● **Work to complete**: Every record should be copied exactly, except that pictures are to be omitted.
● ● ●
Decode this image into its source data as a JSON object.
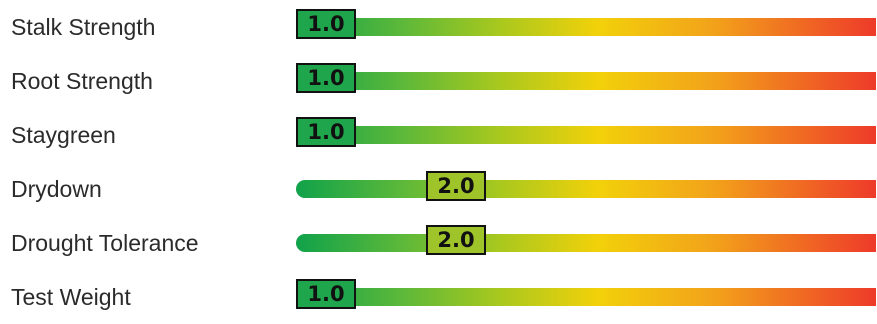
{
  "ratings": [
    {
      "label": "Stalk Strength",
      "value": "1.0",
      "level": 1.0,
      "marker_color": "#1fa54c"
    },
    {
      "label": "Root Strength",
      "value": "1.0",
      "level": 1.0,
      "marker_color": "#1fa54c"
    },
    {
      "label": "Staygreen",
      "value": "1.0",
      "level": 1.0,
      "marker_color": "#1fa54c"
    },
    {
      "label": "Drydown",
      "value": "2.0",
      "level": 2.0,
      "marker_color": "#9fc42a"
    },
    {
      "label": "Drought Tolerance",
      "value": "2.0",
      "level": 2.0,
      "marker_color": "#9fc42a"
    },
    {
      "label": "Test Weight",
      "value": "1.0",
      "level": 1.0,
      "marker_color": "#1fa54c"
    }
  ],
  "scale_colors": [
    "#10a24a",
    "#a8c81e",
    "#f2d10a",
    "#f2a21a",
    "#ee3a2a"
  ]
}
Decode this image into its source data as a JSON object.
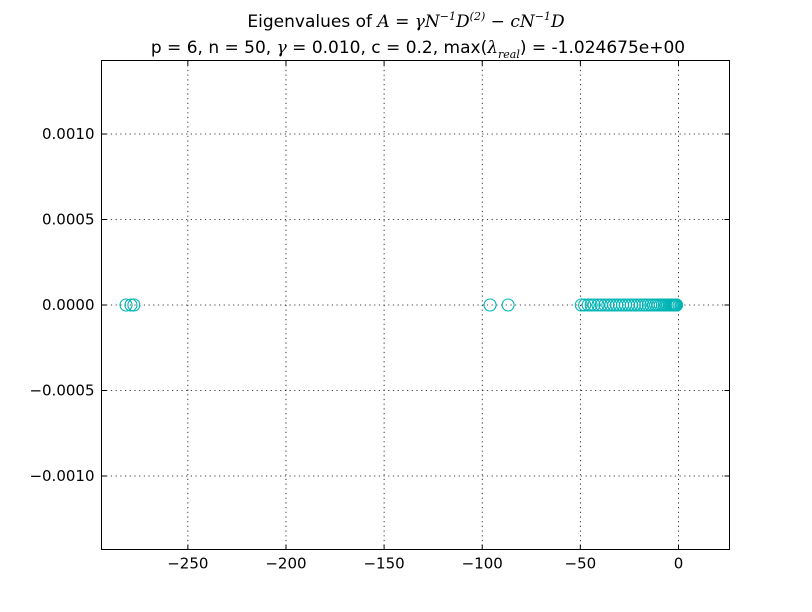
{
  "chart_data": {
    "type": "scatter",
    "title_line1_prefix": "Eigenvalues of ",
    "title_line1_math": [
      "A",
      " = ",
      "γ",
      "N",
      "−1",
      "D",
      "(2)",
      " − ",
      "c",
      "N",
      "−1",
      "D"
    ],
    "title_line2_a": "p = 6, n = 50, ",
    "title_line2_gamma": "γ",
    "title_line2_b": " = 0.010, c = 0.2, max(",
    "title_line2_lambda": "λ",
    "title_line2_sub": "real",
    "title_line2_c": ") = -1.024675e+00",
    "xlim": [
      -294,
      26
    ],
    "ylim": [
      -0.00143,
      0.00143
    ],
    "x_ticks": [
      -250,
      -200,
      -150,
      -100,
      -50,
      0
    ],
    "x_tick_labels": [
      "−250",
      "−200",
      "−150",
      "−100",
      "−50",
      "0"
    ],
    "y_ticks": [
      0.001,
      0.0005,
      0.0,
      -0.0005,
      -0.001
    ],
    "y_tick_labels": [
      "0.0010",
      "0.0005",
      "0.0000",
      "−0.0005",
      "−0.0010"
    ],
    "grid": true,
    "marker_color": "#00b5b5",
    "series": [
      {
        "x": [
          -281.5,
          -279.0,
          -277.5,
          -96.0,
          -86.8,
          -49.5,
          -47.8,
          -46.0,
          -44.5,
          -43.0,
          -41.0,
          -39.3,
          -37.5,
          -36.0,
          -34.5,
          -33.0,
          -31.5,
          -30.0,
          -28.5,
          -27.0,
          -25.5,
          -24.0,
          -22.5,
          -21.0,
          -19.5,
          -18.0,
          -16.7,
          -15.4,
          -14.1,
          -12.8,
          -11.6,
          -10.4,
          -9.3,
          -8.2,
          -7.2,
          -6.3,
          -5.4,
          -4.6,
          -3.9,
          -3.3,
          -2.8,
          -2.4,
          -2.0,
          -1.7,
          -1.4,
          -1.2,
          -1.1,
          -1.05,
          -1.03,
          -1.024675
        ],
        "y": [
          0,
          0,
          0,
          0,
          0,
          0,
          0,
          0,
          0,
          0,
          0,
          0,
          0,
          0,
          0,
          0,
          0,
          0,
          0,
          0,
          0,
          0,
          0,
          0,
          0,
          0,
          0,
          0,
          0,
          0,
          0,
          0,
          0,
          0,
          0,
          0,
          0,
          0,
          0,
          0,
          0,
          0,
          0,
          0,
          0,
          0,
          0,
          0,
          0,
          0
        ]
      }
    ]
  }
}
● ● ●
● **Result for this exercise**:
Decode this image into its source data as a JSON object.
{
  "ratings": [
    {
      "label": "Stalk Strength",
      "value": "1.0",
      "level": 1.0,
      "marker_color": "#1fa54c"
    },
    {
      "label": "Root Strength",
      "value": "1.0",
      "level": 1.0,
      "marker_color": "#1fa54c"
    },
    {
      "label": "Staygreen",
      "value": "1.0",
      "level": 1.0,
      "marker_color": "#1fa54c"
    },
    {
      "label": "Drydown",
      "value": "2.0",
      "level": 2.0,
      "marker_color": "#9fc42a"
    },
    {
      "label": "Drought Tolerance",
      "value": "2.0",
      "level": 2.0,
      "marker_color": "#9fc42a"
    },
    {
      "label": "Test Weight",
      "value": "1.0",
      "level": 1.0,
      "marker_color": "#1fa54c"
    }
  ],
  "scale_colors": [
    "#10a24a",
    "#a8c81e",
    "#f2d10a",
    "#f2a21a",
    "#ee3a2a"
  ]
}
Decode this image into its source data as a JSON object.
{
  "chart_data": {
    "type": "scatter",
    "title_line1_prefix": "Eigenvalues of ",
    "title_line1_math": [
      "A",
      " = ",
      "γ",
      "N",
      "−1",
      "D",
      "(2)",
      " − ",
      "c",
      "N",
      "−1",
      "D"
    ],
    "title_line2_a": "p = 6, n = 50, ",
    "title_line2_gamma": "γ",
    "title_line2_b": " = 0.010, c = 0.2, max(",
    "title_line2_lambda": "λ",
    "title_line2_sub": "real",
    "title_line2_c": ") = -1.024675e+00",
    "xlim": [
      -294,
      26
    ],
    "ylim": [
      -0.00143,
      0.00143
    ],
    "x_ticks": [
      -250,
      -200,
      -150,
      -100,
      -50,
      0
    ],
    "x_tick_labels": [
      "−250",
      "−200",
      "−150",
      "−100",
      "−50",
      "0"
    ],
    "y_ticks": [
      0.001,
      0.0005,
      0.0,
      -0.0005,
      -0.001
    ],
    "y_tick_labels": [
      "0.0010",
      "0.0005",
      "0.0000",
      "−0.0005",
      "−0.0010"
    ],
    "grid": true,
    "marker_color": "#00b5b5",
    "series": [
      {
        "x": [
          -281.5,
          -279.0,
          -277.5,
          -96.0,
          -86.8,
          -49.5,
          -47.8,
          -46.0,
          -44.5,
          -43.0,
          -41.0,
          -39.3,
          -37.5,
          -36.0,
          -34.5,
          -33.0,
          -31.5,
          -30.0,
          -28.5,
          -27.0,
          -25.5,
          -24.0,
          -22.5,
          -21.0,
          -19.5,
          -18.0,
          -16.7,
          -15.4,
          -14.1,
          -12.8,
          -11.6,
          -10.4,
          -9.3,
          -8.2,
          -7.2,
          -6.3,
          -5.4,
          -4.6,
          -3.9,
          -3.3,
          -2.8,
          -2.4,
          -2.0,
          -1.7,
          -1.4,
          -1.2,
          -1.1,
          -1.05,
          -1.03,
          -1.024675
        ],
        "y": [
          0,
          0,
          0,
          0,
          0,
          0,
          0,
          0,
          0,
          0,
          0,
          0,
          0,
          0,
          0,
          0,
          0,
          0,
          0,
          0,
          0,
          0,
          0,
          0,
          0,
          0,
          0,
          0,
          0,
          0,
          0,
          0,
          0,
          0,
          0,
          0,
          0,
          0,
          0,
          0,
          0,
          0,
          0,
          0,
          0,
          0,
          0,
          0,
          0,
          0
        ]
      }
    ]
  }
}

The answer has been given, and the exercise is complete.